··· Material provided

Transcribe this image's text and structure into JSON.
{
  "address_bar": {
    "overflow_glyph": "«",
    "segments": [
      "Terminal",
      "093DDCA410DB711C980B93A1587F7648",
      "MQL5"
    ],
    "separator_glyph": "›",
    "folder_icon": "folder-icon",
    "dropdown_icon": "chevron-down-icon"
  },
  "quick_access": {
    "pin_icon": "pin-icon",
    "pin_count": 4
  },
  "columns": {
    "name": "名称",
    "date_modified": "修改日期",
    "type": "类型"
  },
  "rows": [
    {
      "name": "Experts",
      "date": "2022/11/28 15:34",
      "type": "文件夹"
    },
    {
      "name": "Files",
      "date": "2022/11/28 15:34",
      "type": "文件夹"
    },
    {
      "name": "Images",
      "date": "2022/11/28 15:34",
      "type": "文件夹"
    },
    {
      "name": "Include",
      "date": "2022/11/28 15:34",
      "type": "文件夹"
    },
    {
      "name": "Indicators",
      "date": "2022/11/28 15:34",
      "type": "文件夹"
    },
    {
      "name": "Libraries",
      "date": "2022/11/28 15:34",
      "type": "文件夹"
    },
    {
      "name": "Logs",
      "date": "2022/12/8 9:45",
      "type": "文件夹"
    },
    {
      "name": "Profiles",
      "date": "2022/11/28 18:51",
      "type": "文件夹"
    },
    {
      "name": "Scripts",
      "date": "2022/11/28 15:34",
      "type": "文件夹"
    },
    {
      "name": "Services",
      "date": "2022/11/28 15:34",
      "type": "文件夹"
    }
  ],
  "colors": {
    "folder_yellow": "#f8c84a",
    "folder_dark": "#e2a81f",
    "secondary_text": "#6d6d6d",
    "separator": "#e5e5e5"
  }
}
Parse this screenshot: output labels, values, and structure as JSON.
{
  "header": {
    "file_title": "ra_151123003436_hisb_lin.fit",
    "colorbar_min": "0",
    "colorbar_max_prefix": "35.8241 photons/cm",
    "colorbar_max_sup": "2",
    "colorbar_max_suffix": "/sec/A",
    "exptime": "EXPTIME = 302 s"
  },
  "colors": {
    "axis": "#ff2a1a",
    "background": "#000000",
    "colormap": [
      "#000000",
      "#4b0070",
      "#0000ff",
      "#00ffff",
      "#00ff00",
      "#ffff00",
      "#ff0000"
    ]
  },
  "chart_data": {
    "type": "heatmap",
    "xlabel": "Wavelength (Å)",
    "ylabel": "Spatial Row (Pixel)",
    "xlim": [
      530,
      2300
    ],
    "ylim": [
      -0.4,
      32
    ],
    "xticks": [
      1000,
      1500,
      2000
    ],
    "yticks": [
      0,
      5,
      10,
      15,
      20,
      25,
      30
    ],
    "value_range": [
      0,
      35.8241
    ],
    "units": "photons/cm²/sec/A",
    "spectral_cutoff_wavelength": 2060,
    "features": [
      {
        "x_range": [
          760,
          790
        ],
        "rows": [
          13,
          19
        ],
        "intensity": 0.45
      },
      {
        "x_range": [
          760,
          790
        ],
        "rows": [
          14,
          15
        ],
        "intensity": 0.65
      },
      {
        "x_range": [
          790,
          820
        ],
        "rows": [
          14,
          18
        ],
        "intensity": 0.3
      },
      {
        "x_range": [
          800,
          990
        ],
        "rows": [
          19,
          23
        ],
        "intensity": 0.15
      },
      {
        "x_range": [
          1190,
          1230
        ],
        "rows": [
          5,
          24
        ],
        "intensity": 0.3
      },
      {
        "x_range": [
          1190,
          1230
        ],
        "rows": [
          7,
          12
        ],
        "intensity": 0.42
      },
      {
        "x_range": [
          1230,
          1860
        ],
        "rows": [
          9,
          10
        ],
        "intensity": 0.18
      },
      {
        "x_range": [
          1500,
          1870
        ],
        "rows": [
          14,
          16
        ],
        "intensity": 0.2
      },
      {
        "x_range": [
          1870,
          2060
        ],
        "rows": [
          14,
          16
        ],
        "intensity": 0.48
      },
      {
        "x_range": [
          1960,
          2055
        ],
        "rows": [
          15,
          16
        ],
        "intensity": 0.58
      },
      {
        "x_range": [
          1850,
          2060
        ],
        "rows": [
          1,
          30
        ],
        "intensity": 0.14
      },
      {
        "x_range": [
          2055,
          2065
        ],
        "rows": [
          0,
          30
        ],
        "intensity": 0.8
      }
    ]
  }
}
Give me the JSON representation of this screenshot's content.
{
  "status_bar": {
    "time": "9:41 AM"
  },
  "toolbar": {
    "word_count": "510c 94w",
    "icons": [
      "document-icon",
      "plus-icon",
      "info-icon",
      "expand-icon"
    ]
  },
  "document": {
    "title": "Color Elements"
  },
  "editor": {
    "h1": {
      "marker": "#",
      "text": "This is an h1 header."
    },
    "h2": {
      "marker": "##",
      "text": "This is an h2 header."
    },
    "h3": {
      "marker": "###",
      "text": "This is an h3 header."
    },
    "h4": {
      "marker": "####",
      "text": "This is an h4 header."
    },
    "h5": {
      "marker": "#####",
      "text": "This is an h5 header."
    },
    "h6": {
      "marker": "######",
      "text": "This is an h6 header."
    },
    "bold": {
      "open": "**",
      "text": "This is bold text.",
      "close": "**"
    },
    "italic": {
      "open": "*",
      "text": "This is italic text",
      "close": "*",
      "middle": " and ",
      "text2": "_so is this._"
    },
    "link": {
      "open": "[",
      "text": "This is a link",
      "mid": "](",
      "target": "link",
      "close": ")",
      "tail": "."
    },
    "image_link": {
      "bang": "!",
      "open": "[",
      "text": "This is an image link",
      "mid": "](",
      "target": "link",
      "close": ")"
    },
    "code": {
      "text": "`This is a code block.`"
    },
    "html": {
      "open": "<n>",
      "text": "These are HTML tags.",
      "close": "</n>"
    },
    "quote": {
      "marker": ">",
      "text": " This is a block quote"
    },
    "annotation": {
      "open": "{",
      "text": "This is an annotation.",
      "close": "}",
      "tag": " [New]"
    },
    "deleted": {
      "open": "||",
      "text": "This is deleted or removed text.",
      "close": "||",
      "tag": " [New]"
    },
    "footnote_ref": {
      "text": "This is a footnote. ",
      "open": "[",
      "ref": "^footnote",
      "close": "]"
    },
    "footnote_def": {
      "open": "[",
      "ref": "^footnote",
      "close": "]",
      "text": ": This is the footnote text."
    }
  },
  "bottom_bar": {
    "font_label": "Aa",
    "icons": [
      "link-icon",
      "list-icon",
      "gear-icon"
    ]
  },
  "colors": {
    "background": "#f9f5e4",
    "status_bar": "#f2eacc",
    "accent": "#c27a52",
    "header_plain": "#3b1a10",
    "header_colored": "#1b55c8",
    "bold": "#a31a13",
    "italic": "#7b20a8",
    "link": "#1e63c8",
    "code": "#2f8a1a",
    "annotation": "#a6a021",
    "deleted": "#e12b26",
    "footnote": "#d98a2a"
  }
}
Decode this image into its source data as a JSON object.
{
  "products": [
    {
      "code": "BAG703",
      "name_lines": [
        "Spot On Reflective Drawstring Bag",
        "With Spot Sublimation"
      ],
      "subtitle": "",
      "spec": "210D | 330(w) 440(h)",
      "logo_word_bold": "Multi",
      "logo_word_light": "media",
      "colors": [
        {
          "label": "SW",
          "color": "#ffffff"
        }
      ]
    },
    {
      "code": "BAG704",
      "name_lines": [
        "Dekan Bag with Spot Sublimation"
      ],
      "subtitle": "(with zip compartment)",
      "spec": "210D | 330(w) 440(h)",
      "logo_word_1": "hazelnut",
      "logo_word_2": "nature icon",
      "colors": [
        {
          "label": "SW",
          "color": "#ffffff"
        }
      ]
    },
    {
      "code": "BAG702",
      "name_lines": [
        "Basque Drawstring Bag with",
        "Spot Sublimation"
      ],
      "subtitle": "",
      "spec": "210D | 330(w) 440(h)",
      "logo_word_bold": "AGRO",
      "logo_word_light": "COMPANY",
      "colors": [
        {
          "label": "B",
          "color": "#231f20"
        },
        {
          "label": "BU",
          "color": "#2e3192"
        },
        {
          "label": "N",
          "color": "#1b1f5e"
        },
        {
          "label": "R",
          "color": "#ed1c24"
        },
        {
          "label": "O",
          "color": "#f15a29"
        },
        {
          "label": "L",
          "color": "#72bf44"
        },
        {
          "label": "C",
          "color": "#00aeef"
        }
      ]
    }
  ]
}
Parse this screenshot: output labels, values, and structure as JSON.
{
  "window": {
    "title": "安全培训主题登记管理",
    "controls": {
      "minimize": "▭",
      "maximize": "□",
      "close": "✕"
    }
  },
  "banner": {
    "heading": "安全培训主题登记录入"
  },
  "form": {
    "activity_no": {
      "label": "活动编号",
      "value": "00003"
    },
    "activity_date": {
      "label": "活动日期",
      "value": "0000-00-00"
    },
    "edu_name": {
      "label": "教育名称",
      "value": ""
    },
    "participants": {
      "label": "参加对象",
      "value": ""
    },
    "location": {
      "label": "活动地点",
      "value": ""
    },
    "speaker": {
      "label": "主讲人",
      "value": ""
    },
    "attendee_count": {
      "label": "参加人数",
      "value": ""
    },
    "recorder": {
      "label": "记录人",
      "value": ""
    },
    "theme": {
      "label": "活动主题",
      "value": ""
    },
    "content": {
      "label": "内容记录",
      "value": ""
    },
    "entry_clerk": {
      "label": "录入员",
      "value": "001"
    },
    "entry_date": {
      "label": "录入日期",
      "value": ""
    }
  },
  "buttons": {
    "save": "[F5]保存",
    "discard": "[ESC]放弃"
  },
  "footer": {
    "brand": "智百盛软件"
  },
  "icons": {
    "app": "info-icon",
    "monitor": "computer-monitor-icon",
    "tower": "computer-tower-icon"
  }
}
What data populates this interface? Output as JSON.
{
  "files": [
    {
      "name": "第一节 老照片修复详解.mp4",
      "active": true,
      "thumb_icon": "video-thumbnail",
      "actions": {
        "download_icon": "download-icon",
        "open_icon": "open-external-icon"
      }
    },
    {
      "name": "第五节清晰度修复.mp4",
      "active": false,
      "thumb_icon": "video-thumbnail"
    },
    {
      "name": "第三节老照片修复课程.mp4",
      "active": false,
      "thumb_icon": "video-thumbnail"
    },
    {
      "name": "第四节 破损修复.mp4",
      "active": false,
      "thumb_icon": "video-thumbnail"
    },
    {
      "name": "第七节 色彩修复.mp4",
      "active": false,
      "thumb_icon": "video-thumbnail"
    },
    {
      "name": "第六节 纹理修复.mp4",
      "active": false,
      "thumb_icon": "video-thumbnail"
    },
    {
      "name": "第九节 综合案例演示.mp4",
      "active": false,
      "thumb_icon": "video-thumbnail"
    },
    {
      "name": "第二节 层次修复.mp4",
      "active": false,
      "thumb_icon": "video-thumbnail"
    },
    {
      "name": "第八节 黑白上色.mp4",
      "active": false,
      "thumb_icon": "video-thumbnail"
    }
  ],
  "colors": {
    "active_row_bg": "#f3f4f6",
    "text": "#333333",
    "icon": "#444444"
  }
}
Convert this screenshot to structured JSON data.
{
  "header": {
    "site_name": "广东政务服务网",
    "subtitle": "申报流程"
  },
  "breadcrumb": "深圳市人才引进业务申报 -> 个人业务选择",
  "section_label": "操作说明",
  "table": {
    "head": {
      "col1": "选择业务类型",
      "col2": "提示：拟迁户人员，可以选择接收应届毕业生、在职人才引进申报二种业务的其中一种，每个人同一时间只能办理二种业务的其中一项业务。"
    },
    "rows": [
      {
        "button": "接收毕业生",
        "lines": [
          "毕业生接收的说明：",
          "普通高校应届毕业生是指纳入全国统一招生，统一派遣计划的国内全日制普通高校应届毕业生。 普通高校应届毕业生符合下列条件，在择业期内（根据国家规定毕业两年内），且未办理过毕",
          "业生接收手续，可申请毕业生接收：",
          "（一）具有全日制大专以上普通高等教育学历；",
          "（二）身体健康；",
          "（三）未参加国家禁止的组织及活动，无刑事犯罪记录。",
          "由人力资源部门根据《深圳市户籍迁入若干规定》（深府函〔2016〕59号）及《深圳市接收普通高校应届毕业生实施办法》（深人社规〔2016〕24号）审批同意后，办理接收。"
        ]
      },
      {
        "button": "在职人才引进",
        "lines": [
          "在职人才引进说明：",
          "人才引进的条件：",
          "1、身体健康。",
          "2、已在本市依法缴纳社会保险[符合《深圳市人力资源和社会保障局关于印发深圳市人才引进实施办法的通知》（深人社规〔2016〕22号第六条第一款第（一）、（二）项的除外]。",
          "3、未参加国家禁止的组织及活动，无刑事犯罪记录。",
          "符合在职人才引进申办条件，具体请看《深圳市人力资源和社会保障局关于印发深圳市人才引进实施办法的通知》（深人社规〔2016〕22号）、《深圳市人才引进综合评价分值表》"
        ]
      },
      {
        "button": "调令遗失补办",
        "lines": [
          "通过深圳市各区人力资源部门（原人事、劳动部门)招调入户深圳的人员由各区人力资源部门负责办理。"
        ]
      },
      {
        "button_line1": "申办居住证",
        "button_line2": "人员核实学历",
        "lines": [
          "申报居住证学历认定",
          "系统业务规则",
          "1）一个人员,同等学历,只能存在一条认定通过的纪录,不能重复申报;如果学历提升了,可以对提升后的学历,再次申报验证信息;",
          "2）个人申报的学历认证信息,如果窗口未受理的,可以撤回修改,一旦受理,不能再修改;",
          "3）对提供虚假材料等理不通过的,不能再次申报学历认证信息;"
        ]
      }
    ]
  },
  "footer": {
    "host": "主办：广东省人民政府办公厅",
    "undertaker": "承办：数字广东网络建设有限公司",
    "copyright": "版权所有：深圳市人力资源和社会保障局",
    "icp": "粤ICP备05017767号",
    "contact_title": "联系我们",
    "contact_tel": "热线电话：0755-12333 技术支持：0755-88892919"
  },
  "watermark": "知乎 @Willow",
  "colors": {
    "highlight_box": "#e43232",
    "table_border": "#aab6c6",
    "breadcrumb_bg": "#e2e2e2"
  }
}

······

The request >> From the entries above, copy every line that holds the word "open".

Expected output >>
      "open": "**",
      "open": "*",
      "open": "[",
      "open": "[",
      "open": "<n>",
      "open": "{",
      "open": "||",
      "open": "[",
      "open": "[",
        "open_icon": "open-external-icon"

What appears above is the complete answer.